▸ **EXPLORE THE MATERIAL**:
a) Please list each observation the wood filler test update below gives about the condition of the product in its first paragraph.
b) In the wood filler test update below, when is the next inspection of the patch stick planned?

This is still one of the top performers when it comes to algae growth as it keeps itself relatively algae free. There appears to be a slight depression in the center that I have not noticed in past years, but it does not feel soft or weak in any area.
I don’t want anyone to feel like these products are not useful as you read this post about how they are deteriorating. I am purposely putting them under extremely harsh conditions to see how and when they fail. These will all fail at some point, as will any wood filler or epoxy. For me, it’s just a matter of seeing how they age and what to expect in the future.
July 2018 will be my next inspection of the patch stick, so we’ll see what happens in Year 4. So far, this has been an eye opening test for me to find the best products for patching wood and I hope it has helped you make some decisions for your own projects. ‘Till next year!
If you have found this test helpful consider purchasing any of these wood fillers by clicking any of the links on their names through my Amazon affiliate links to help support the blog. It costs you nothing, Amazon just gives us a little commission for sending you their way.

▸ **INFORMATION PROVIDED**:
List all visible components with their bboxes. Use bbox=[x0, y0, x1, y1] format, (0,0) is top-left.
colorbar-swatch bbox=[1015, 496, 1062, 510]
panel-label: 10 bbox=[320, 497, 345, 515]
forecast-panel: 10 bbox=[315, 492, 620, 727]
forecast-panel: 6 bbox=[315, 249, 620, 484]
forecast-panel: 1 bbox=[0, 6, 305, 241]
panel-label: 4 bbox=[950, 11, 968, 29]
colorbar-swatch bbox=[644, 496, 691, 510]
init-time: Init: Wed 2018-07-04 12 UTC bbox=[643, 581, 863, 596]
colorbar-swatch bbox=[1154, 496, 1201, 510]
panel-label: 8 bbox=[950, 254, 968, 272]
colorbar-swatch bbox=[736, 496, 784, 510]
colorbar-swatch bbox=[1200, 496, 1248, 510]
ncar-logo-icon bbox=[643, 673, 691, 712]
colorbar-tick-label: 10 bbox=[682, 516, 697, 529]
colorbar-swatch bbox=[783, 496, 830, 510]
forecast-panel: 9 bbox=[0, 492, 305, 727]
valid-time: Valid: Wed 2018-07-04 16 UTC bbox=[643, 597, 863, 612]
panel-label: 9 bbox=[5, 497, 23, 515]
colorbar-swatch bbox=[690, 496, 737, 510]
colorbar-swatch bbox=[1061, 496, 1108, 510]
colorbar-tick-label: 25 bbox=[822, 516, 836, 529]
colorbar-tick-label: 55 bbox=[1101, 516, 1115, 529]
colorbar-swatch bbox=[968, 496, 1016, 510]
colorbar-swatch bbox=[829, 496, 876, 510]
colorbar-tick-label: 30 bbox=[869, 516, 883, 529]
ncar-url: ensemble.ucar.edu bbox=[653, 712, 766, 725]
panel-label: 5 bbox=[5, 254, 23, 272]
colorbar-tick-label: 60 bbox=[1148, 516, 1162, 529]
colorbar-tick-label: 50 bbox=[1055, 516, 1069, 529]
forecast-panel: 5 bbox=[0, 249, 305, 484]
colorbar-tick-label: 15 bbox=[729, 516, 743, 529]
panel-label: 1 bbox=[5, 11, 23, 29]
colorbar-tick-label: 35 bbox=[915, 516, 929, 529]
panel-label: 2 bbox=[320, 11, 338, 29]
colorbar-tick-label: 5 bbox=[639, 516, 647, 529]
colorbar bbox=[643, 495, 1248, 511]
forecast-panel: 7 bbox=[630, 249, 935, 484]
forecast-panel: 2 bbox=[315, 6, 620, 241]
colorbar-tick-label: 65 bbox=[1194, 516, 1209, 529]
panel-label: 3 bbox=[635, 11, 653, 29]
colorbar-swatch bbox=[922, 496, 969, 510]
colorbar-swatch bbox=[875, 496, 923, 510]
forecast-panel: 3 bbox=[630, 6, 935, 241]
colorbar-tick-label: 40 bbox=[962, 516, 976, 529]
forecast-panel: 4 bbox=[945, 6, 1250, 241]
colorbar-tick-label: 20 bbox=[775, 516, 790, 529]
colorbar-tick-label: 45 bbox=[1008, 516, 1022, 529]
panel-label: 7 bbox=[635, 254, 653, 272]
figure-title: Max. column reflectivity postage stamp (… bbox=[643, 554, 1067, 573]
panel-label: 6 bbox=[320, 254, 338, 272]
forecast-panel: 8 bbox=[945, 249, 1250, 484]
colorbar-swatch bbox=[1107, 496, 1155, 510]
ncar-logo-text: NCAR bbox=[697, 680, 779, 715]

▸ **ANSWERS FOR THE EXERCISE**:
a)
- It keeps itself relatively algae free.
- There appears to be a slight depression in the center, not noticed in past years.
- It does not feel soft or weak in any area.

b) July 2018.